Note each line of the listing that contains the string "https", and copy it.

● ● ● ● ●

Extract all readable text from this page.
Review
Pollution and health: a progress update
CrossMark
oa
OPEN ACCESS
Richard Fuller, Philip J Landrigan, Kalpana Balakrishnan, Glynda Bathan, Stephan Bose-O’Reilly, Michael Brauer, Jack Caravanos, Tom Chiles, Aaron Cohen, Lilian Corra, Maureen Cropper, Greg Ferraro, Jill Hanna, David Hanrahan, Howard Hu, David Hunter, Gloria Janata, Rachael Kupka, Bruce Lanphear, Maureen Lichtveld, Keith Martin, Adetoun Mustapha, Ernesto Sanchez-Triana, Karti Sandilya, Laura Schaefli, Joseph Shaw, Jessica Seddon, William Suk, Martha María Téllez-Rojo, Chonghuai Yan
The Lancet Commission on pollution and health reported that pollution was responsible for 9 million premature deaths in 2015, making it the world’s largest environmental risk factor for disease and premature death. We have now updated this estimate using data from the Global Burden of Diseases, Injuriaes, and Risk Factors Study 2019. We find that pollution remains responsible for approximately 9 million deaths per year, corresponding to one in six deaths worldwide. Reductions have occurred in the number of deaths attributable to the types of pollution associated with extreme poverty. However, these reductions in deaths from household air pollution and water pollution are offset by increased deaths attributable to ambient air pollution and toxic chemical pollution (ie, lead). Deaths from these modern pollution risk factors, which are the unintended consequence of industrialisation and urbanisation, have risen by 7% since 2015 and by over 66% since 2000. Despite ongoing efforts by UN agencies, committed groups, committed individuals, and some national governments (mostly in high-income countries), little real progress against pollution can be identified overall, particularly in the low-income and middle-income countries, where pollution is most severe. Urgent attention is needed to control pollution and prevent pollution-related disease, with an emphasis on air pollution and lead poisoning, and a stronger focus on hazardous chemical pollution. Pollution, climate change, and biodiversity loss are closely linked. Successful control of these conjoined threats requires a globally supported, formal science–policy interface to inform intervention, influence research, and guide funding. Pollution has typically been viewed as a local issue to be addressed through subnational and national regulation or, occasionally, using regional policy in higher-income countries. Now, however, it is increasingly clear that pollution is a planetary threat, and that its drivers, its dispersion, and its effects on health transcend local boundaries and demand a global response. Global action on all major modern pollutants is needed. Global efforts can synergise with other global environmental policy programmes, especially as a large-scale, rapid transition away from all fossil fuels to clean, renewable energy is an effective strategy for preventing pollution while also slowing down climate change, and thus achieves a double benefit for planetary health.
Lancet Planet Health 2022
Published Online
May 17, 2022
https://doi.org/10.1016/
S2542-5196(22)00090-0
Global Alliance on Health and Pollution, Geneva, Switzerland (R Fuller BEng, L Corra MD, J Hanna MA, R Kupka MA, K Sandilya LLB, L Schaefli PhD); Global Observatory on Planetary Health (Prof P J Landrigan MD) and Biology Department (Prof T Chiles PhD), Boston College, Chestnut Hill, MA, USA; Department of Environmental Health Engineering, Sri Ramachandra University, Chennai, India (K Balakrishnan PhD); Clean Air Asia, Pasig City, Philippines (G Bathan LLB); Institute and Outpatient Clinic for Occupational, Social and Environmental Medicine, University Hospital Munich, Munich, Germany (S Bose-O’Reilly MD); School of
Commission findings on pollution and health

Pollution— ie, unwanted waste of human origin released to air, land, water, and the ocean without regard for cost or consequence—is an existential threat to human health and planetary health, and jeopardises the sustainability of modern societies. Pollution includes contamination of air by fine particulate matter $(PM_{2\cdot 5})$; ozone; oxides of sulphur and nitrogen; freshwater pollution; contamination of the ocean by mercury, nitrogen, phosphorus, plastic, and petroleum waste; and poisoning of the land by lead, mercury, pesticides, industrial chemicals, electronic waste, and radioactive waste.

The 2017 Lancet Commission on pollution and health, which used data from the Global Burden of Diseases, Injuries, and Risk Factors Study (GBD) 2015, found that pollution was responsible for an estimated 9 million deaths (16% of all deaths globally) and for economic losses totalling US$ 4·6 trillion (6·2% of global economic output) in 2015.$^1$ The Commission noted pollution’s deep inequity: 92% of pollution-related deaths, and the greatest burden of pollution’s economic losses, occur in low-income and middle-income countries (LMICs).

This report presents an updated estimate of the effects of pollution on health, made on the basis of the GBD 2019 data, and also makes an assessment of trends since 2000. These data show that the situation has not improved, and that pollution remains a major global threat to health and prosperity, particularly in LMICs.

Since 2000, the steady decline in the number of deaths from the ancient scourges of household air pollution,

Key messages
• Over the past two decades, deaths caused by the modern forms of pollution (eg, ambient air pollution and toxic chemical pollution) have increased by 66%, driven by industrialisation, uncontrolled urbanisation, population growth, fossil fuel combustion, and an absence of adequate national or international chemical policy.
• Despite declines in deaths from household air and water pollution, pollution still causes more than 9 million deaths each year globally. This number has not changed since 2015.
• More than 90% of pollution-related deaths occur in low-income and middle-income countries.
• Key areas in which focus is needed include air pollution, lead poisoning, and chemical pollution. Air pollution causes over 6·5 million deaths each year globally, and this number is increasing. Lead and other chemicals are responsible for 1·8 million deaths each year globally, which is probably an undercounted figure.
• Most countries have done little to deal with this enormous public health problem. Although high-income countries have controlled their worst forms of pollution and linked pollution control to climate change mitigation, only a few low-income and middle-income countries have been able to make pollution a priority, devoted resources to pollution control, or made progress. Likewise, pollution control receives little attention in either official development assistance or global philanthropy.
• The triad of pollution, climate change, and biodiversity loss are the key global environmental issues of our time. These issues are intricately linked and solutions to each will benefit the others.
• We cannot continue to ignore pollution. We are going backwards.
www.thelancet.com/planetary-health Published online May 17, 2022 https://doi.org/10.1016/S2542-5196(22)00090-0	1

● ● ● ● ●

## COMPLETED EXERCISE
https://doi.org/10.1016/
www.thelancet.com/planetary-health Published online May 17, 2022 https://doi.org/10.1016/S2542-5196(22)00090-0	1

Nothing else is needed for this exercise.